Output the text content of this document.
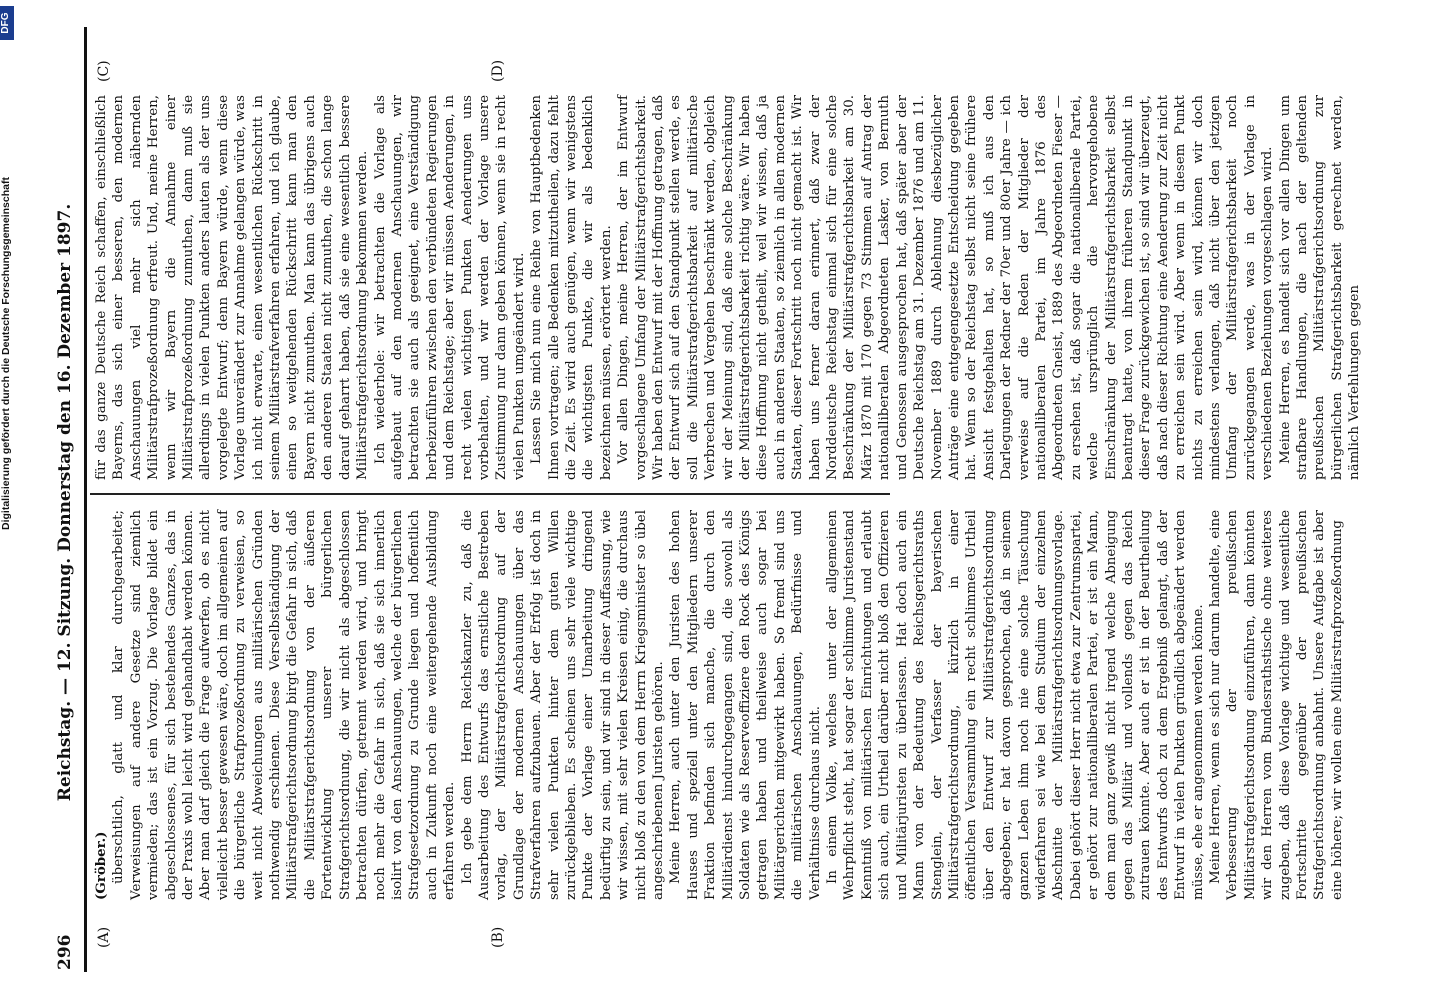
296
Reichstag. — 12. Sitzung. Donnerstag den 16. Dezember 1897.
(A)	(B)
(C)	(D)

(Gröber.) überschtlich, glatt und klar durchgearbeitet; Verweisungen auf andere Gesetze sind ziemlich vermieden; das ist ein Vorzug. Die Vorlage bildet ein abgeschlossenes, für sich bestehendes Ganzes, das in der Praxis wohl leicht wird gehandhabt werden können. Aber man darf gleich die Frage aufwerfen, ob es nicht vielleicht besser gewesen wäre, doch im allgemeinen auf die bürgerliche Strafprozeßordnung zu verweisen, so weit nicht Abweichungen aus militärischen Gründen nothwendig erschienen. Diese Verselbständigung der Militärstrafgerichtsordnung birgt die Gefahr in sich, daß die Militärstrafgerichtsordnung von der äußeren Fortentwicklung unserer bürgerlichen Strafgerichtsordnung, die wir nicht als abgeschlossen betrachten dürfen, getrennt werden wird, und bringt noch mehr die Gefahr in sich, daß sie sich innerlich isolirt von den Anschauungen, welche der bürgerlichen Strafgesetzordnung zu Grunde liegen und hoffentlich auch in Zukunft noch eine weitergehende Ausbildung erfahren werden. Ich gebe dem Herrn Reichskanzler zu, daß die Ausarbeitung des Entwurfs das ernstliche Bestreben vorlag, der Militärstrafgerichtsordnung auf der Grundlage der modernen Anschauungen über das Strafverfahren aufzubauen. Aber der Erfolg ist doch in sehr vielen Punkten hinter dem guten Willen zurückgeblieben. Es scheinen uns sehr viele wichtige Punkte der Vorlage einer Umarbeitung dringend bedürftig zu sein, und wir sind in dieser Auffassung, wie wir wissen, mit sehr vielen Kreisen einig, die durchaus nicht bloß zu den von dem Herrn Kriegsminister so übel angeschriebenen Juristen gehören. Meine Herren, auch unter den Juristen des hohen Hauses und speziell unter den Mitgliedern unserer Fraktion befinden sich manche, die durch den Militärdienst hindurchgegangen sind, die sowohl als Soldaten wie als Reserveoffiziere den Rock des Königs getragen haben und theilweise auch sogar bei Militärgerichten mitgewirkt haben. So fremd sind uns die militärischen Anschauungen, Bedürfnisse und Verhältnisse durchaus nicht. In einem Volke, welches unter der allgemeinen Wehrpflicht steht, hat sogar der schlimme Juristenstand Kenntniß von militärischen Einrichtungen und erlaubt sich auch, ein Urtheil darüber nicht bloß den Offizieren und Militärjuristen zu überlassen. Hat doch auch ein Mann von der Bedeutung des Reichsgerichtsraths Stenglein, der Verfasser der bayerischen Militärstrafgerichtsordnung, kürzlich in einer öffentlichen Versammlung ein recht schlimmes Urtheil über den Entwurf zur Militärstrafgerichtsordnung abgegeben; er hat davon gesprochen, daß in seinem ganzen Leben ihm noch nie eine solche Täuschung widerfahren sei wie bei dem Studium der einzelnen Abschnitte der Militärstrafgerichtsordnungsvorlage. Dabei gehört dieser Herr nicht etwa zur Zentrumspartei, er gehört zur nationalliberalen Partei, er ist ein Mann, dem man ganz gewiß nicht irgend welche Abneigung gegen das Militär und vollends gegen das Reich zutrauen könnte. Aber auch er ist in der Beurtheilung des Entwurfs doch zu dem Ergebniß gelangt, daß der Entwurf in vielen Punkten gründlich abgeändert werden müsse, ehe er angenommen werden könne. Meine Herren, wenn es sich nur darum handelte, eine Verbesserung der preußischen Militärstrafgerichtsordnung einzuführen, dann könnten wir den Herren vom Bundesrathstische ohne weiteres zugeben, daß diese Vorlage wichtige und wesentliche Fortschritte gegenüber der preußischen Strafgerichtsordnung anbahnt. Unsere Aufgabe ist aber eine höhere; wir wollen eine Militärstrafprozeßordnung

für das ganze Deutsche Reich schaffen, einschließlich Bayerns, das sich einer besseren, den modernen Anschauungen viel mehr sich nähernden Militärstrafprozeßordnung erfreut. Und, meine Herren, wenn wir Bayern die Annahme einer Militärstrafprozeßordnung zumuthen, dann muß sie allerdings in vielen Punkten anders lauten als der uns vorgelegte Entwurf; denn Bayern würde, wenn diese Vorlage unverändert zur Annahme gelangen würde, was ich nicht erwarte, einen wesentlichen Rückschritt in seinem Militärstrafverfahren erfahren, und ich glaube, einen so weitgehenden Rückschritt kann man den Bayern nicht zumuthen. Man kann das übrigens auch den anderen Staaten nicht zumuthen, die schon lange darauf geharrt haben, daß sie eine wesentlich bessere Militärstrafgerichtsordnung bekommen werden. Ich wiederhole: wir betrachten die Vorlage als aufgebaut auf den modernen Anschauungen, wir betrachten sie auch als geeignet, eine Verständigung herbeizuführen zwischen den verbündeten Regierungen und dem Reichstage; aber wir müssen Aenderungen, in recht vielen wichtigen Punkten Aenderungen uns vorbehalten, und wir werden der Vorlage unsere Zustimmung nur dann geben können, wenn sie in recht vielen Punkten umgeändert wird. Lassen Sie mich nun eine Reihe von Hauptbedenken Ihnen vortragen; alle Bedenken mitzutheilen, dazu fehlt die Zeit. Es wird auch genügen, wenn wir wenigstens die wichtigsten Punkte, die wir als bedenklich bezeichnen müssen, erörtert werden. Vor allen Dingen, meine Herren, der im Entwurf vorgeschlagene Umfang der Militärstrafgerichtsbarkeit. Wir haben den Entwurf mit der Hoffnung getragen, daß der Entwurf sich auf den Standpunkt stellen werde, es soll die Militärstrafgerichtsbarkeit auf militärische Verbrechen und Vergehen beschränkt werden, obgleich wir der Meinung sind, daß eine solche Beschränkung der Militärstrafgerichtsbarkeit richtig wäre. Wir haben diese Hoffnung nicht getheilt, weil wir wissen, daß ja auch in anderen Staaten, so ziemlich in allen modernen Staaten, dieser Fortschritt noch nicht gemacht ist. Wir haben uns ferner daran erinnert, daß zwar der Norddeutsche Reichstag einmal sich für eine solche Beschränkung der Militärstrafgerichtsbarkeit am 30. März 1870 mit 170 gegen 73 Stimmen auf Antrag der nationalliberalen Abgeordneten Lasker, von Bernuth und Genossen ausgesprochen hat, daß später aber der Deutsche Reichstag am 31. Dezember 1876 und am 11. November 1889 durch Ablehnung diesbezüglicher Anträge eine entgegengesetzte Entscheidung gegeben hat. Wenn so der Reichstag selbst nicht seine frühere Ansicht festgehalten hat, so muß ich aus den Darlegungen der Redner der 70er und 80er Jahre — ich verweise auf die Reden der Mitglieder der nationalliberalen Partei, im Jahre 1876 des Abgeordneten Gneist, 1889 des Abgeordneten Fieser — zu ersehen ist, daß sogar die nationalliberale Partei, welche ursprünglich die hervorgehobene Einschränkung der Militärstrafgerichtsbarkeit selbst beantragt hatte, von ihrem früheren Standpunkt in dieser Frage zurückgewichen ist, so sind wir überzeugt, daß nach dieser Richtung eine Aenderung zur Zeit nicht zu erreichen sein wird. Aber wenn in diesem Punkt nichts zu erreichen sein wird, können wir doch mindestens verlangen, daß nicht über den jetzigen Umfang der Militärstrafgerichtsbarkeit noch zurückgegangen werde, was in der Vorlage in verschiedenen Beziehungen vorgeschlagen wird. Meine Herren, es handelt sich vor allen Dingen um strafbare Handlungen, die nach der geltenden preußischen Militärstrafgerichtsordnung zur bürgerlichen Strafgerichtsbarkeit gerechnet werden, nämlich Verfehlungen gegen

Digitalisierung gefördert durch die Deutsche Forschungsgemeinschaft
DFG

^^^^^^^^

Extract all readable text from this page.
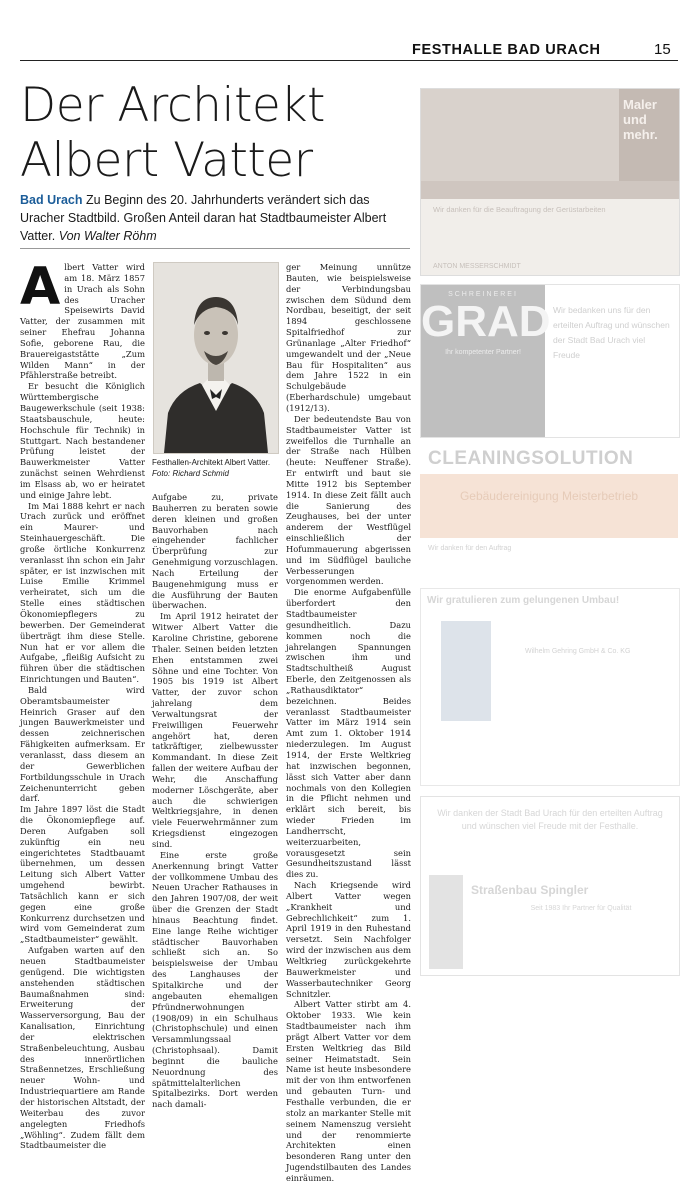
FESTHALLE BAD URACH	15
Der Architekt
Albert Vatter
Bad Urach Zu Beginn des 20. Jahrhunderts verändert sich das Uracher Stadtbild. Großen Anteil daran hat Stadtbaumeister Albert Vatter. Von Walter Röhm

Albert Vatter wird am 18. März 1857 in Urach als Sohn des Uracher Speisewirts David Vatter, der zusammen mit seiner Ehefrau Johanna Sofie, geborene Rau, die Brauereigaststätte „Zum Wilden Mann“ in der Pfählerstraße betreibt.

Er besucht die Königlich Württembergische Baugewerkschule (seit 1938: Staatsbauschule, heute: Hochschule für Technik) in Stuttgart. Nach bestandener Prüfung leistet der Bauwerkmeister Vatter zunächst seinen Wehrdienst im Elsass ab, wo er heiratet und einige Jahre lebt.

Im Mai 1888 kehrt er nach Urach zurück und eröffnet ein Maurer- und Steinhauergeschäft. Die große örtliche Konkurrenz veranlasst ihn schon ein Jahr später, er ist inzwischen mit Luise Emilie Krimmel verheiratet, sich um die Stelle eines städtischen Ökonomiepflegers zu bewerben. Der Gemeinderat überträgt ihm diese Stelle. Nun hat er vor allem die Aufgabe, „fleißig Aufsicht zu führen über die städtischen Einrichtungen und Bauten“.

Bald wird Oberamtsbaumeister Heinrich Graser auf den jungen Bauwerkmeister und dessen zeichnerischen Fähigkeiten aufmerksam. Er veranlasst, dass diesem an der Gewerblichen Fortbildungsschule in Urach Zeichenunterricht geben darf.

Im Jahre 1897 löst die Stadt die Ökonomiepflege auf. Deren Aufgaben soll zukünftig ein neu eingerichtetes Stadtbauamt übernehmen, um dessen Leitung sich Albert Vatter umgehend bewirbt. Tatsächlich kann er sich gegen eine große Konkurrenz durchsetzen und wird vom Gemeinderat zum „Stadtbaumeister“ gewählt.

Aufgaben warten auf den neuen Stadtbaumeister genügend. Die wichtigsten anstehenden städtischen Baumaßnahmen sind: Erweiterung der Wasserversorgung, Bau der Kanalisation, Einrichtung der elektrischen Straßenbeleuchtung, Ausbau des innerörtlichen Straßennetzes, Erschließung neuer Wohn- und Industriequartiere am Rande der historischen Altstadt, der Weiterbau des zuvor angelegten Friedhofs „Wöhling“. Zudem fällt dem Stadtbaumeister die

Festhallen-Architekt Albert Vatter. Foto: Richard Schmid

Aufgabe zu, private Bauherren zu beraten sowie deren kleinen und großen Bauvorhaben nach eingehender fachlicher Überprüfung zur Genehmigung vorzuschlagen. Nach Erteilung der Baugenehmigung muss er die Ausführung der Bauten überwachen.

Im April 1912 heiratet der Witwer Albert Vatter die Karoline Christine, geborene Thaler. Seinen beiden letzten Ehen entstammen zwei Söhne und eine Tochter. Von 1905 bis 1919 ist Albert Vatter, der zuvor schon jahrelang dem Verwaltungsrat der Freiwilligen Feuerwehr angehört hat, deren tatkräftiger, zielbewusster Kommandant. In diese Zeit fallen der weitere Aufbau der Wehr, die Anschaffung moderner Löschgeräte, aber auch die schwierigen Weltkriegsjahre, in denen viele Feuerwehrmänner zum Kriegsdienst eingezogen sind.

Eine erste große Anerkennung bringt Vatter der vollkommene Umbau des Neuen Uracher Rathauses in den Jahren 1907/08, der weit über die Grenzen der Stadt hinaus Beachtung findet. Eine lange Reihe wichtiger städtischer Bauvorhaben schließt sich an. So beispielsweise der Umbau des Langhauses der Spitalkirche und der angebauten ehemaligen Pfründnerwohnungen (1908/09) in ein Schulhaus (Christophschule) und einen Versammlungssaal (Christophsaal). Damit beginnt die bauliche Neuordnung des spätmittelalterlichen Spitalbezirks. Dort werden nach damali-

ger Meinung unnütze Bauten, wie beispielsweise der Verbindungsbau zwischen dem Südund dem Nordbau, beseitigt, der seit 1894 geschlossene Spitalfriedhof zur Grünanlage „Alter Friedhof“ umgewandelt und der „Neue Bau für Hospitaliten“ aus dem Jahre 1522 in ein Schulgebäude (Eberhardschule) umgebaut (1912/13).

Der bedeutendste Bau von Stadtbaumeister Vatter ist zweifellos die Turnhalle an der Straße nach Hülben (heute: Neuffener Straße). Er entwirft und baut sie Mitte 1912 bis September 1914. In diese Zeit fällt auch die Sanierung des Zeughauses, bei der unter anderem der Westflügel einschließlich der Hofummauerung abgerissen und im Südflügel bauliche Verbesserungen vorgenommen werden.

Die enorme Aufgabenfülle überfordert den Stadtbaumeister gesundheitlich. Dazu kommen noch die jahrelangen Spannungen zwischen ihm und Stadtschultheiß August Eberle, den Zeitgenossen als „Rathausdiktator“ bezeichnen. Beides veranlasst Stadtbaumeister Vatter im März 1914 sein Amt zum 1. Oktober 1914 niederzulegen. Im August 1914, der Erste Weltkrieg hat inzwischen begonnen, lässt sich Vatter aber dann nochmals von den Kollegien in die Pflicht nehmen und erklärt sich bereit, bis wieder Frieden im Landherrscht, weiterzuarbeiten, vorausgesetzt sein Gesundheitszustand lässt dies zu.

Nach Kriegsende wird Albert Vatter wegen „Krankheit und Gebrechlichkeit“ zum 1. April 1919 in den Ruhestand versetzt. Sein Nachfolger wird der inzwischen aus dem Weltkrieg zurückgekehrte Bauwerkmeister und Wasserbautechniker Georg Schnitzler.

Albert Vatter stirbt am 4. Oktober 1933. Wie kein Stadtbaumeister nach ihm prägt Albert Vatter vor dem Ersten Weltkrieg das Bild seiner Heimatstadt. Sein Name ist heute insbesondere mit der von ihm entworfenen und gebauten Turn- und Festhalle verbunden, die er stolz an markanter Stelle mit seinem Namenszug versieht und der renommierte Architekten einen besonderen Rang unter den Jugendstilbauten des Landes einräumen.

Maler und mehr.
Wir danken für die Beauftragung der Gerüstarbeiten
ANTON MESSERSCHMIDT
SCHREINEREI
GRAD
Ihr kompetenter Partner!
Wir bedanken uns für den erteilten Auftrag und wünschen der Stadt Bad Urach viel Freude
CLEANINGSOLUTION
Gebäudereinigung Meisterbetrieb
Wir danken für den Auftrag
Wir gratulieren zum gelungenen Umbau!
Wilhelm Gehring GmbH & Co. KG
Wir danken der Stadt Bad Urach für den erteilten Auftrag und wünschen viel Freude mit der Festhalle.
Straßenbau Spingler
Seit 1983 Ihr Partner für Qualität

^^^^^^^^

# PROBLEM TO WORK ON
Filter the entries above down to the lines that contain the word "erteilten".

# RESULT OF THE TASK
Wir bedanken uns für den erteilten Auftrag und wünschen der Stadt Bad Urach viel Freude
Wir danken der Stadt Bad Urach für den erteilten Auftrag und wünschen viel Freude mit der Festhalle.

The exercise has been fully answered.